Passage shown:
··········
The spleen was ground into homogenate and then proteins were extracted with RIPA lysis buffer and kept in laemmli loading buffer. Protein samples were resolved on SDS-PAGE (10%–15% gels) and transferred to nitrocellulose filter membranes. Membranes were blocked with 5% fat-free milk for 1h and incubated with primary antibodies overnight at 4°C. The primary antibodies were TNF-α, IFN-γ, TGF-β, and IL-2, IL-10 (Santa Cruz, USA). The membranes were then washed with PBS-tween and incubated with biotin-conjugated secondary antibodies (Santa cruz, USA) for 1h, and washed again with PBS-tween. Blots were visualized by ECLTM (Bio-Rad, Hercules, CA, USA) and X-ray film.
··········
Data shown:
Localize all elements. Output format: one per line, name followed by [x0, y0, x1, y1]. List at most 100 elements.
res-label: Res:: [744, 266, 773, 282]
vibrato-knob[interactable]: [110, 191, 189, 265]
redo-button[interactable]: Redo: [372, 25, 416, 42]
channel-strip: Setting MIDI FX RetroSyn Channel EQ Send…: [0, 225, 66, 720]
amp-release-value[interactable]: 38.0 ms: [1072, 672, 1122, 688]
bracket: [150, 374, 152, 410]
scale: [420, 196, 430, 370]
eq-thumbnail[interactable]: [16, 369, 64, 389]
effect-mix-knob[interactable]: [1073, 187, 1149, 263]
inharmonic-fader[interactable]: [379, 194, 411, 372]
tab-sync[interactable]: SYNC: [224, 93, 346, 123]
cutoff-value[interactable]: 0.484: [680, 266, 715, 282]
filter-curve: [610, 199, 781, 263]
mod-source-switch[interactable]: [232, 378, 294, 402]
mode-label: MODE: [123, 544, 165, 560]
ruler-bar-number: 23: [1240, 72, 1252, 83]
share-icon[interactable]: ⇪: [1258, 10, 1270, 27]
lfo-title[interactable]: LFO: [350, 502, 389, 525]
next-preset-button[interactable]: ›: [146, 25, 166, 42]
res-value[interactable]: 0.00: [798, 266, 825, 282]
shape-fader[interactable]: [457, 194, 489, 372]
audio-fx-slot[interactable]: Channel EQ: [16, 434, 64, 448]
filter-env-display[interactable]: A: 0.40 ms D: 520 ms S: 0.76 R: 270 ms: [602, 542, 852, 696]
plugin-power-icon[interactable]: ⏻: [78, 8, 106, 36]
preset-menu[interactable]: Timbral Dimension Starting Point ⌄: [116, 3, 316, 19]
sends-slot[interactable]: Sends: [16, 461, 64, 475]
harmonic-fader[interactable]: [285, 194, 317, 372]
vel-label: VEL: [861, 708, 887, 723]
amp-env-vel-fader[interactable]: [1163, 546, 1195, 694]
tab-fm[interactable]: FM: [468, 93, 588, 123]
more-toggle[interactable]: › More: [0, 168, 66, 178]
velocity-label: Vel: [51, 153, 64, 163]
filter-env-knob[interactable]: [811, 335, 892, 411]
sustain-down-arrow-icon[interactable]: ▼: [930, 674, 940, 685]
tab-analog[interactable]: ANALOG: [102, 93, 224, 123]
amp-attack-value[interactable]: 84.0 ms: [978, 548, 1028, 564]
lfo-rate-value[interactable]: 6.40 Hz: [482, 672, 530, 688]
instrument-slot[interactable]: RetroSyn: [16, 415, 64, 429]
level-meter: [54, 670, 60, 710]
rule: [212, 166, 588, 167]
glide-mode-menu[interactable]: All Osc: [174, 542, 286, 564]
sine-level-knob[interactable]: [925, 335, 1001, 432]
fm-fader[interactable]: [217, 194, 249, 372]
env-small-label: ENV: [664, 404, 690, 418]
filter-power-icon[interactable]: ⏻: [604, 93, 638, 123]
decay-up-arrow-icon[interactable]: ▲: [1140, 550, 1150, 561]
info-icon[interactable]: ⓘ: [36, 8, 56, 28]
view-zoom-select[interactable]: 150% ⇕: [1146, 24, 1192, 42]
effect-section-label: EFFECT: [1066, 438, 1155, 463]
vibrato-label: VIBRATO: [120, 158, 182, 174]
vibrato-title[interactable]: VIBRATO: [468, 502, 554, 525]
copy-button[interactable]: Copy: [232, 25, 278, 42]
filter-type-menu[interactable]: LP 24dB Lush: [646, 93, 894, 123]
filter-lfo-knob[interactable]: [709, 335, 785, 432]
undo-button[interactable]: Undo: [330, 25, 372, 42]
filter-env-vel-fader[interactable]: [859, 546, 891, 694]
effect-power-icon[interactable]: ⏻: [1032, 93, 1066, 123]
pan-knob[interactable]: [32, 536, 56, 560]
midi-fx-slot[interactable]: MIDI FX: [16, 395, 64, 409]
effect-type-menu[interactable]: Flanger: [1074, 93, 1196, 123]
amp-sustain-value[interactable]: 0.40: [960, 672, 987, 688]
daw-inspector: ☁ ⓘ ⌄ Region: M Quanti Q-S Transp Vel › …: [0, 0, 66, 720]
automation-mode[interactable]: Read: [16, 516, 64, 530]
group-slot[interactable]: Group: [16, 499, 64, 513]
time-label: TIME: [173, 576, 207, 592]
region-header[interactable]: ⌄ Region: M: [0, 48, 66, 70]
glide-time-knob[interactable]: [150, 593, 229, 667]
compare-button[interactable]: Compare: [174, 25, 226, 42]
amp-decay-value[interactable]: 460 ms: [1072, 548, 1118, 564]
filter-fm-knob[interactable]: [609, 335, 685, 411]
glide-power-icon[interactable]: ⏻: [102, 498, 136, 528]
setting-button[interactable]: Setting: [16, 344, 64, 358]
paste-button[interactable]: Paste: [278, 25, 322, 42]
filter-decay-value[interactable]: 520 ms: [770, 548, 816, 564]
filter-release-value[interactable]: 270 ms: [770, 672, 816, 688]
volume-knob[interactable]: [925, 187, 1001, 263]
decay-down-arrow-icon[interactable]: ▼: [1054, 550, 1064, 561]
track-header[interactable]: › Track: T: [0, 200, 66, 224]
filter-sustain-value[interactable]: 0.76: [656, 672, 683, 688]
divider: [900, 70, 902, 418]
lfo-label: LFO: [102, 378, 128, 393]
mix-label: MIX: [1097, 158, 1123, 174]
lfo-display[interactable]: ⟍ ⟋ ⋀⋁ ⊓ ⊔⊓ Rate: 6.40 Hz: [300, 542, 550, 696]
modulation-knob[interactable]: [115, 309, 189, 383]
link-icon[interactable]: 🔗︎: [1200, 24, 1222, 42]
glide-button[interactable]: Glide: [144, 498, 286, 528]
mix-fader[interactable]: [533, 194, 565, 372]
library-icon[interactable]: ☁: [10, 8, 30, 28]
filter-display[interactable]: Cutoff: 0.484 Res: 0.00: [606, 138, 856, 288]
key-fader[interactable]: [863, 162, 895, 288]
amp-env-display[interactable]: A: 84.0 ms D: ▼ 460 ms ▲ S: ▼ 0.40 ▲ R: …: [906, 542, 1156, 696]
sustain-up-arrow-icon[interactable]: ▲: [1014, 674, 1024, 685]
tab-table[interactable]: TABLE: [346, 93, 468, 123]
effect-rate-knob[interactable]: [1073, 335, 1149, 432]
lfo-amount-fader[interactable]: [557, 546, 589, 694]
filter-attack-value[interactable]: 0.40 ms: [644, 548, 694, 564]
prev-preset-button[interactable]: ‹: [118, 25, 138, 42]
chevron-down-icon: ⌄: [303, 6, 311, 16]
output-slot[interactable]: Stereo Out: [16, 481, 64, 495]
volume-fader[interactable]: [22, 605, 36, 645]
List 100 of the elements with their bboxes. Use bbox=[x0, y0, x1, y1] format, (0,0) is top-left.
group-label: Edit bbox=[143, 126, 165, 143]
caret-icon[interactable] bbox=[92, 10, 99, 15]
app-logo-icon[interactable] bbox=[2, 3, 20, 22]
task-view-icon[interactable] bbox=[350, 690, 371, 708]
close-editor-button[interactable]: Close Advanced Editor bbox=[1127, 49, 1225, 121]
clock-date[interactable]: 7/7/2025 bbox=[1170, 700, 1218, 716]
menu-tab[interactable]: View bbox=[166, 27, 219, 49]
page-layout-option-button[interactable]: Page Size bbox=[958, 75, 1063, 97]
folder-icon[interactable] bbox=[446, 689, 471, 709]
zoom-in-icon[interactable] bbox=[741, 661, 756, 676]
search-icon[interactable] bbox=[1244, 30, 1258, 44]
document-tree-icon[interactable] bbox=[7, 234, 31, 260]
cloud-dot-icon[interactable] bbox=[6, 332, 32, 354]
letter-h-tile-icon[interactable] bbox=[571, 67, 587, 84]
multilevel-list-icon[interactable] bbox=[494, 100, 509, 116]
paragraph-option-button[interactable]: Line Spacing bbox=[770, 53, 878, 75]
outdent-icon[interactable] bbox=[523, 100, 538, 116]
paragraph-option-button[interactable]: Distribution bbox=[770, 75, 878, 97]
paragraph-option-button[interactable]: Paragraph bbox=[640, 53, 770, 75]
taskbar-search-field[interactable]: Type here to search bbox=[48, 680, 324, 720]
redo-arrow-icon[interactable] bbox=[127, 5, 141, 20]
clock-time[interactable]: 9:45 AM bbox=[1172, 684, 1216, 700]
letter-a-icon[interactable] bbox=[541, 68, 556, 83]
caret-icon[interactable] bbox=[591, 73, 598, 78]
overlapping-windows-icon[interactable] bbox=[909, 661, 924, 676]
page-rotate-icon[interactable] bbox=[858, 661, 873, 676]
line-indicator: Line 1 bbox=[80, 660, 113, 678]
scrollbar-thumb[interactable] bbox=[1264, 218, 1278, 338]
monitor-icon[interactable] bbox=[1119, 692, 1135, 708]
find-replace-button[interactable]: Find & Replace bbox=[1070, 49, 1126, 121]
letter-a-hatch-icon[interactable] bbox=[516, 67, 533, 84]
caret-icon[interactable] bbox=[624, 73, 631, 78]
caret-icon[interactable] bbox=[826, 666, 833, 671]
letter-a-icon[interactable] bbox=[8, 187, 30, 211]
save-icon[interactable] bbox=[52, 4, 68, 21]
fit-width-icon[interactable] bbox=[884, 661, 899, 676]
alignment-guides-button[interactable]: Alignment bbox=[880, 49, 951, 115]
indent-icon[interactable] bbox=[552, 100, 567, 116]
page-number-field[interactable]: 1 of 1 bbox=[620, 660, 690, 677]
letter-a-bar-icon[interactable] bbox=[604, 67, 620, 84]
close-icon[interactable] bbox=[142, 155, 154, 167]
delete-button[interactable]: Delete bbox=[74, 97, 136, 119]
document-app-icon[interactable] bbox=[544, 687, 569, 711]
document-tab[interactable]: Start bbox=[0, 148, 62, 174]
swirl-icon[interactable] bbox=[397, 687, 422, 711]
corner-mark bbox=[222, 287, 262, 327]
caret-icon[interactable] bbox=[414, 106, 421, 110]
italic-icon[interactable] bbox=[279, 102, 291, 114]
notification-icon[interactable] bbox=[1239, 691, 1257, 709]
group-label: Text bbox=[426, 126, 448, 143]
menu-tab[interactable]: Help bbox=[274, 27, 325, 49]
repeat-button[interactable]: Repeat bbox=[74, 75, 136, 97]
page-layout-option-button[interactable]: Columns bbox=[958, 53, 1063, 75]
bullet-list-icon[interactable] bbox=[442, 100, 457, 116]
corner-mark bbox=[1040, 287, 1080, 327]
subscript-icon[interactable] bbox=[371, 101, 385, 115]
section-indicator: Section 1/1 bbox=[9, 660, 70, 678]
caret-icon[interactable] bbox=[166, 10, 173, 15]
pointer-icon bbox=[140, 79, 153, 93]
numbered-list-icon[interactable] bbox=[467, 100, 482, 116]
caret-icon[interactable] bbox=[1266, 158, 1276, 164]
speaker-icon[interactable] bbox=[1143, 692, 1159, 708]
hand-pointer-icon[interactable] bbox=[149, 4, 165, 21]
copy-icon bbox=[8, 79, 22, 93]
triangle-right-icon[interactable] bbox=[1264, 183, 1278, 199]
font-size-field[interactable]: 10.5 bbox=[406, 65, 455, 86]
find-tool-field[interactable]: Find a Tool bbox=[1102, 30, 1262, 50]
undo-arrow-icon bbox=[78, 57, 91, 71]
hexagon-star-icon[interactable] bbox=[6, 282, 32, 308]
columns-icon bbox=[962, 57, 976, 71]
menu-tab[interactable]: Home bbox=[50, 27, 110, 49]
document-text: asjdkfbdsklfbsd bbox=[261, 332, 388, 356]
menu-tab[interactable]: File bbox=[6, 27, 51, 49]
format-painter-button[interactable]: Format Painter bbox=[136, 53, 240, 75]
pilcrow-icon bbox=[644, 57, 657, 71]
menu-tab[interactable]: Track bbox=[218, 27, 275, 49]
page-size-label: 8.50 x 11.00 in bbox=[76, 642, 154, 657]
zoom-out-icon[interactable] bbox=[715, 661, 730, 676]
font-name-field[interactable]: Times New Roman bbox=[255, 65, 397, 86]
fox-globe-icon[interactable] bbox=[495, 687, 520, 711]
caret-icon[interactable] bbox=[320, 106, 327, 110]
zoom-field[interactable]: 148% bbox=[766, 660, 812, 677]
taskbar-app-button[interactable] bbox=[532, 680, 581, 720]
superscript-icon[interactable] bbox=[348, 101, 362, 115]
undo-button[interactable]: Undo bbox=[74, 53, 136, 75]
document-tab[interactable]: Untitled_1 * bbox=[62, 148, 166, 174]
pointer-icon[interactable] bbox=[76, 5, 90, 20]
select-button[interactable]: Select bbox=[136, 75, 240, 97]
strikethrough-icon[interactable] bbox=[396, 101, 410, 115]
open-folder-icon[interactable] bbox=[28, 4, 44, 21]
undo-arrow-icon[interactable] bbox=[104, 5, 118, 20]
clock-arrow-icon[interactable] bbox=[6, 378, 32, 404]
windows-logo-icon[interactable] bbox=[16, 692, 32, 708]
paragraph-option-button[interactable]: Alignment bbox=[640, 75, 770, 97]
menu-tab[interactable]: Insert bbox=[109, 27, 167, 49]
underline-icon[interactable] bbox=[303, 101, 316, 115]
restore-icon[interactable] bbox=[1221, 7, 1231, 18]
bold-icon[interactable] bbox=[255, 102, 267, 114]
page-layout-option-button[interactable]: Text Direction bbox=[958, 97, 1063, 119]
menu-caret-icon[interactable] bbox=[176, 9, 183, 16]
··········
Work to complete:
Reproduce verbatim the part of the spleen protein extraction and blotting passage that opens with the words containing "The spleen was" and closes with "and X-ray film.".

Reply to the task:
The spleen was ground into homogenate and then proteins were extracted with RIPA lysis buffer and kept in laemmli loading buffer. Protein samples were resolved on SDS-PAGE (10%–15% gels) and transferred to nitrocellulose filter membranes. Membranes were blocked with 5% fat-free milk for 1h and incubated with primary antibodies overnight at 4°C. The primary antibodies were TNF-α, IFN-γ, TGF-β, and IL-2, IL-10 (Santa Cruz, USA). The membranes were then washed with PBS-tween and incubated with biotin-conjugated secondary antibodies (Santa cruz, USA) for 1h, and washed again with PBS-tween. Blots were visualized by ECLTM (Bio-Rad, Hercules, CA, USA) and X-ray film.